BEGIN
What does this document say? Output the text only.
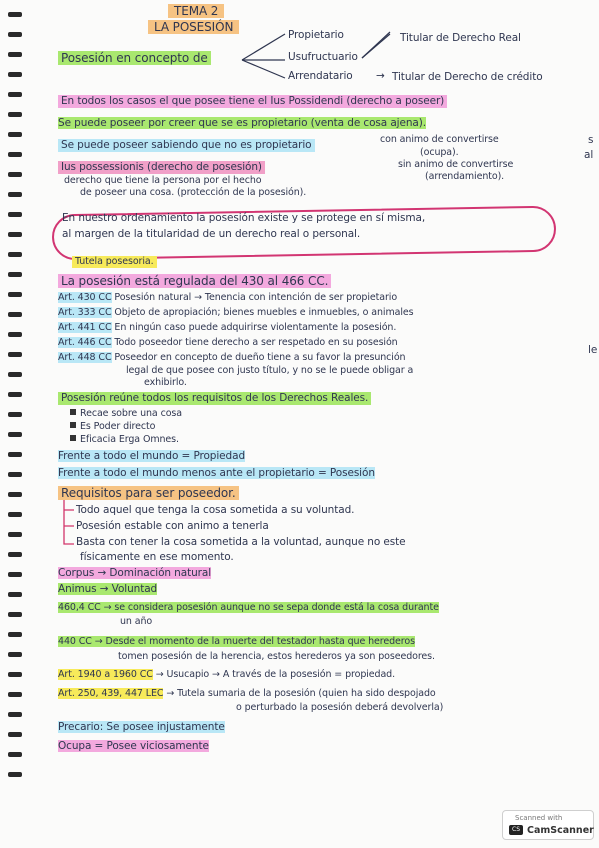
TEMA 2
LA POSESIÓN
Posesión en concepto de
Propietario
Usufructuario
Arrendatario →
Titular de Derecho Real
Titular de Derecho de crédito
En todos los casos el que posee tiene el Ius Possidendi (derecho a poseer)
Se puede poseer por creer que se es propietario (venta de cosa ajena).
Se puede poseer sabiendo que no es propietario	con animo de convertirse
(ocupa).
sin animo de convertirse
(arrendamiento).
Ius possessionis (derecho de posesión)
derecho que tiene la persona por el hecho
de poseer una cosa. (protección de la posesión).
En nuestro ordenamiento la posesión existe y se protege en sí misma,
al margen de la titularidad de un derecho real o personal.
Tutela posesoria.
La posesión está regulada del 430 al 466 CC.
Art. 430 CC Posesión natural → Tenencia con intención de ser propietario
Art. 333 CC Objeto de apropiación; bienes muebles e inmuebles, o animales
Art. 441 CC En ningún caso puede adquirirse violentamente la posesión.
Art. 446 CC Todo poseedor tiene derecho a ser respetado en su posesión
Art. 448 CC Poseedor en concepto de dueño tiene a su favor la presunción
legal de que posee con justo título, y no se le puede obligar a
exhibirlo.
Posesión reúne todos los requisitos de los Derechos Reales.
Recae sobre una cosa
Es Poder directo
Eficacia Erga Omnes.
Frente a todo el mundo = Propiedad
Frente a todo el mundo menos ante el propietario = Posesión
Requisitos para ser poseedor.
Todo aquel que tenga la cosa sometida a su voluntad.
Posesión estable con animo a tenerla
Basta con tener la cosa sometida a la voluntad, aunque no este
físicamente en ese momento.
Corpus → Dominación natural
Animus → Voluntad
460,4 CC → se considera posesión aunque no se sepa donde está la cosa durante
un año
440 CC → Desde el momento de la muerte del testador hasta que herederos
tomen posesión de la herencia, estos herederos ya son poseedores.
Art. 1940 a 1960 CC → Usucapio → A través de la posesión = propiedad.
Art. 250, 439, 447 LEC → Tutela sumaria de la posesión (quien ha sido despojado
o perturbado la posesión deberá devolverla)
Precario: Se posee injustamente
Ocupa = Posee viciosamente
s
al
le
Scanned with
CS CamScanner
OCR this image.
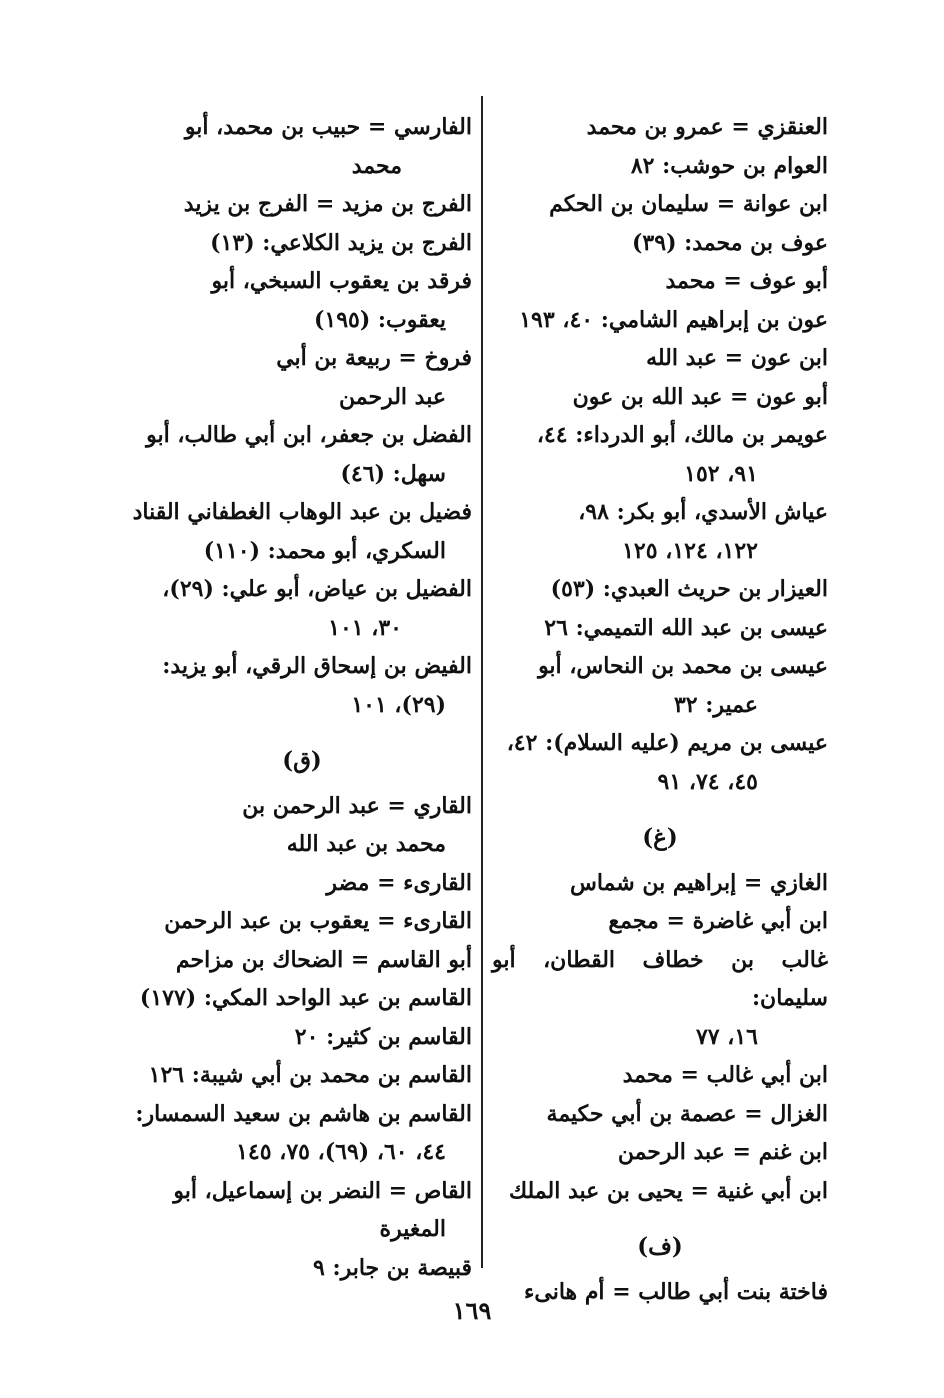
العنقزي = عمرو بن محمد

العوام بن حوشب: ٨٢

ابن عوانة = سليمان بن الحكم

عوف بن محمد: (٣٩)

أبو عوف = محمد

عون بن إبراهيم الشامي: ٤٠، ١٩٣

ابن عون = عبد الله

أبو عون = عبد الله بن عون

عويمر بن مالك، أبو الدرداء: ٤٤،
٩١، ١٥٢

عياش الأسدي، أبو بكر: ٩٨،
١٢٢، ١٢٤، ١٢٥

العيزار بن حريث العبدي: (٥٣)

عيسى بن عبد الله التميمي: ٢٦

عيسى بن محمد بن النحاس، أبو
عمير: ٣٢

عيسى بن مريم (عليه السلام): ٤٢،
٤٥، ٧٤، ٩١

(غ)

الغازي = إبراهيم بن شماس

ابن أبي غاضرة = مجمع

غالب بن خطاف القطان، أبو سليمان:
١٦، ٧٧

ابن أبي غالب = محمد

الغزال = عصمة بن أبي حكيمة

ابن غنم = عبد الرحمن

ابن أبي غنية = يحيى بن عبد الملك

(ف)

فاختة بنت أبي طالب = أم هانىء

الفارسي = حبيب بن محمد، أبو
محمد

الفرج بن مزيد = الفرج بن يزيد

الفرج بن يزيد الكلاعي: (١٣)

فرقد بن يعقوب السبخي، أبو
يعقوب: (١٩٥)

فروخ = ربيعة بن أبي
عبد الرحمن

الفضل بن جعفر، ابن أبي طالب، أبو
سهل: (٤٦)

فضيل بن عبد الوهاب الغطفاني القناد
السكري، أبو محمد: (١١٠)

الفضيل بن عياض، أبو علي: (٢٩)،
٣٠، ١٠١

الفيض بن إسحاق الرقي، أبو يزيد:
(٢٩)، ١٠١

(ق)

القاري = عبد الرحمن بن
محمد بن عبد الله

القارىء = مضر

القارىء = يعقوب بن عبد الرحمن

أبو القاسم = الضحاك بن مزاحم

القاسم بن عبد الواحد المكي: (١٧٧)

القاسم بن كثير: ٢٠

القاسم بن محمد بن أبي شيبة: ١٢٦

القاسم بن هاشم بن سعيد السمسار:
٤٤، ٦٠، (٦٩)، ٧٥، ١٤٥

القاص = النضر بن إسماعيل، أبو
المغيرة

قبيصة بن جابر: ٩

١٦٩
END
Leave out the pictures and give the rest of the records again exactly.

• [SOLUTION TO THE PROBLEM]:
What does this document say? Output the text only.
TEMA 2
LA POSESIÓN
Posesión en concepto de
Propietario
Usufructuario
Arrendatario →
Titular de Derecho Real
Titular de Derecho de crédito
En todos los casos el que posee tiene el Ius Possidendi (derecho a poseer)
Se puede poseer por creer que se es propietario (venta de cosa ajena).
Se puede poseer sabiendo que no es propietario	con animo de convertirse
(ocupa).
sin animo de convertirse
(arrendamiento).
Ius possessionis (derecho de posesión)
derecho que tiene la persona por el hecho
de poseer una cosa. (protección de la posesión).
En nuestro ordenamiento la posesión existe y se protege en sí misma,
al margen de la titularidad de un derecho real o personal.
Tutela posesoria.
La posesión está regulada del 430 al 466 CC.
Art. 430 CC Posesión natural → Tenencia con intención de ser propietario
Art. 333 CC Objeto de apropiación; bienes muebles e inmuebles, o animales
Art. 441 CC En ningún caso puede adquirirse violentamente la posesión.
Art. 446 CC Todo poseedor tiene derecho a ser respetado en su posesión
Art. 448 CC Poseedor en concepto de dueño tiene a su favor la presunción
legal de que posee con justo título, y no se le puede obligar a
exhibirlo.
Posesión reúne todos los requisitos de los Derechos Reales.
Recae sobre una cosa
Es Poder directo
Eficacia Erga Omnes.
Frente a todo el mundo = Propiedad
Frente a todo el mundo menos ante el propietario = Posesión
Requisitos para ser poseedor.
Todo aquel que tenga la cosa sometida a su voluntad.
Posesión estable con animo a tenerla
Basta con tener la cosa sometida a la voluntad, aunque no este
físicamente en ese momento.
Corpus → Dominación natural
Animus → Voluntad
460,4 CC → se considera posesión aunque no se sepa donde está la cosa durante
un año
440 CC → Desde el momento de la muerte del testador hasta que herederos
tomen posesión de la herencia, estos herederos ya son poseedores.
Art. 1940 a 1960 CC → Usucapio → A través de la posesión = propiedad.
Art. 250, 439, 447 LEC → Tutela sumaria de la posesión (quien ha sido despojado
o perturbado la posesión deberá devolverla)
Precario: Se posee injustamente
Ocupa = Posee viciosamente
s
al
le
Scanned with
CS CamScanner
OCR this image.
العنقزي = عمرو بن محمد

العوام بن حوشب: ٨٢

ابن عوانة = سليمان بن الحكم

عوف بن محمد: (٣٩)

أبو عوف = محمد

عون بن إبراهيم الشامي: ٤٠، ١٩٣

ابن عون = عبد الله

أبو عون = عبد الله بن عون

عويمر بن مالك، أبو الدرداء: ٤٤،
٩١، ١٥٢

عياش الأسدي، أبو بكر: ٩٨،
١٢٢، ١٢٤، ١٢٥

العيزار بن حريث العبدي: (٥٣)

عيسى بن عبد الله التميمي: ٢٦

عيسى بن محمد بن النحاس، أبو
عمير: ٣٢

عيسى بن مريم (عليه السلام): ٤٢،
٤٥، ٧٤، ٩١

(غ)

الغازي = إبراهيم بن شماس

ابن أبي غاضرة = مجمع

غالب بن خطاف القطان، أبو سليمان:
١٦، ٧٧

ابن أبي غالب = محمد

الغزال = عصمة بن أبي حكيمة

ابن غنم = عبد الرحمن

ابن أبي غنية = يحيى بن عبد الملك

(ف)

فاختة بنت أبي طالب = أم هانىء

الفارسي = حبيب بن محمد، أبو
محمد

الفرج بن مزيد = الفرج بن يزيد

الفرج بن يزيد الكلاعي: (١٣)

فرقد بن يعقوب السبخي، أبو
يعقوب: (١٩٥)

فروخ = ربيعة بن أبي
عبد الرحمن

الفضل بن جعفر، ابن أبي طالب، أبو
سهل: (٤٦)

فضيل بن عبد الوهاب الغطفاني القناد
السكري، أبو محمد: (١١٠)

الفضيل بن عياض، أبو علي: (٢٩)،
٣٠، ١٠١

الفيض بن إسحاق الرقي، أبو يزيد:
(٢٩)، ١٠١

(ق)

القاري = عبد الرحمن بن
محمد بن عبد الله

القارىء = مضر

القارىء = يعقوب بن عبد الرحمن

أبو القاسم = الضحاك بن مزاحم

القاسم بن عبد الواحد المكي: (١٧٧)

القاسم بن كثير: ٢٠

القاسم بن محمد بن أبي شيبة: ١٢٦

القاسم بن هاشم بن سعيد السمسار:
٤٤، ٦٠، (٦٩)، ٧٥، ١٤٥

القاص = النضر بن إسماعيل، أبو
المغيرة

قبيصة بن جابر: ٩

١٦٩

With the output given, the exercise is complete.